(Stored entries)

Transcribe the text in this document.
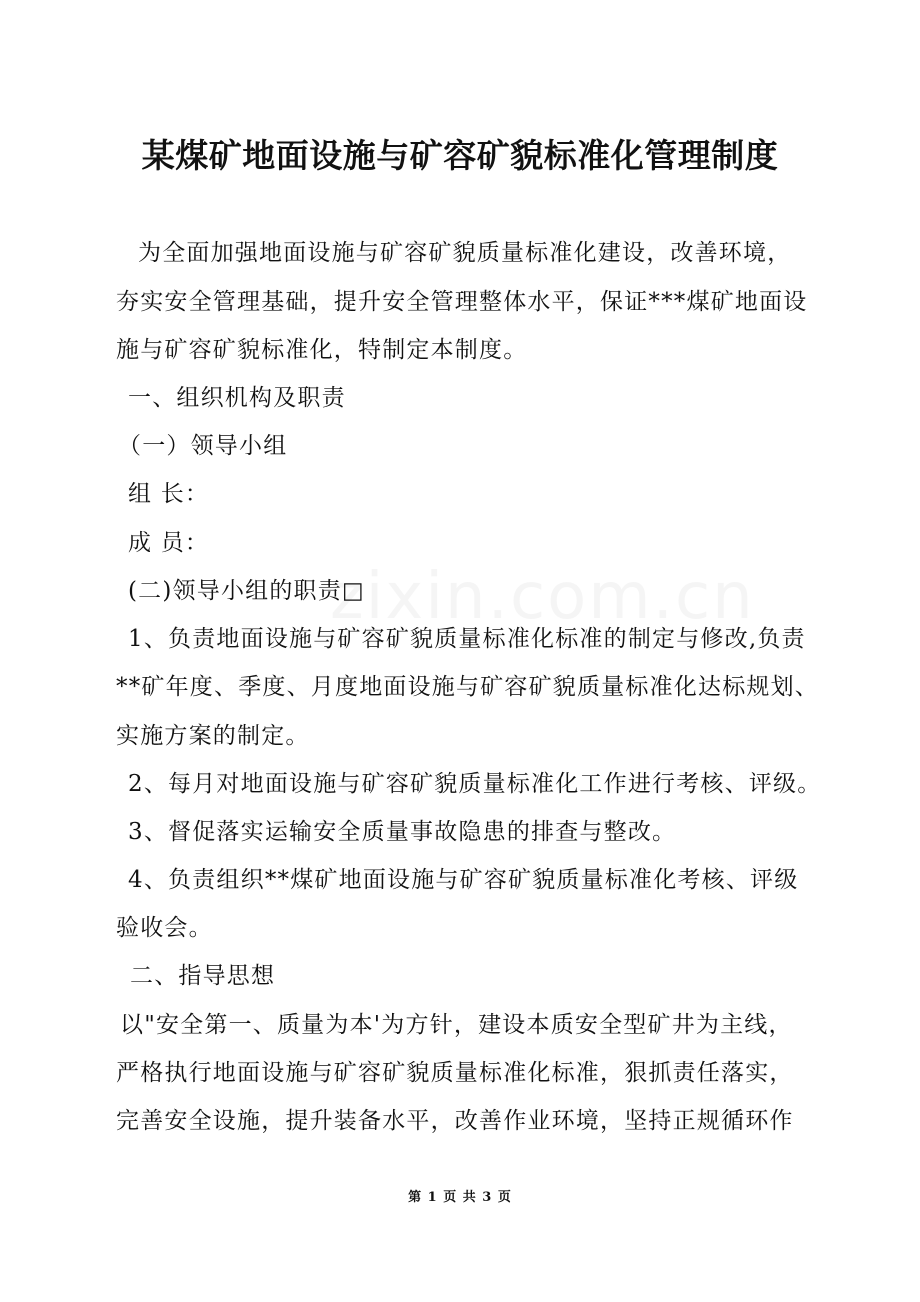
zixin.com.cn
某煤矿地面设施与矿容矿貌标准化管理制度
为全面加强地面设施与矿容矿貌质量标准化建设，改善环境，
夯实安全管理基础，提升安全管理整体水平，保证***煤矿地面设
施与矿容矿貌标准化，特制定本制度。
一、组织机构及职责
（一）领导小组
组 长：
成 员：
(二)领导小组的职责□
1、负责地面设施与矿容矿貌质量标准化标准的制定与修改,负责
**矿年度、季度、月度地面设施与矿容矿貌质量标准化达标规划、
实施方案的制定。
2、每月对地面设施与矿容矿貌质量标准化工作进行考核、评级。
3、督促落实运输安全质量事故隐患的排查与整改。
4、负责组织**煤矿地面设施与矿容矿貌质量标准化考核、评级
验收会。
二、指导思想
以"安全第一、质量为本'为方针，建设本质安全型矿井为主线，
严格执行地面设施与矿容矿貌质量标准化标准，狠抓责任落实，
完善安全设施，提升装备水平，改善作业环境，坚持正规循环作
第 1 页 共 3 页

To do
Take the listing above and print it exactly, apart from the pictures.

Written solution
Transcribe the text in this document.
zixin.com.cn
某煤矿地面设施与矿容矿貌标准化管理制度
为全面加强地面设施与矿容矿貌质量标准化建设，改善环境，
夯实安全管理基础，提升安全管理整体水平，保证***煤矿地面设
施与矿容矿貌标准化，特制定本制度。
一、组织机构及职责
（一）领导小组
组 长：
成 员：
(二)领导小组的职责□
1、负责地面设施与矿容矿貌质量标准化标准的制定与修改,负责
**矿年度、季度、月度地面设施与矿容矿貌质量标准化达标规划、
实施方案的制定。
2、每月对地面设施与矿容矿貌质量标准化工作进行考核、评级。
3、督促落实运输安全质量事故隐患的排查与整改。
4、负责组织**煤矿地面设施与矿容矿貌质量标准化考核、评级
验收会。
二、指导思想
以"安全第一、质量为本'为方针，建设本质安全型矿井为主线，
严格执行地面设施与矿容矿貌质量标准化标准，狠抓责任落实，
完善安全设施，提升装备水平，改善作业环境，坚持正规循环作
第 1 页 共 3 页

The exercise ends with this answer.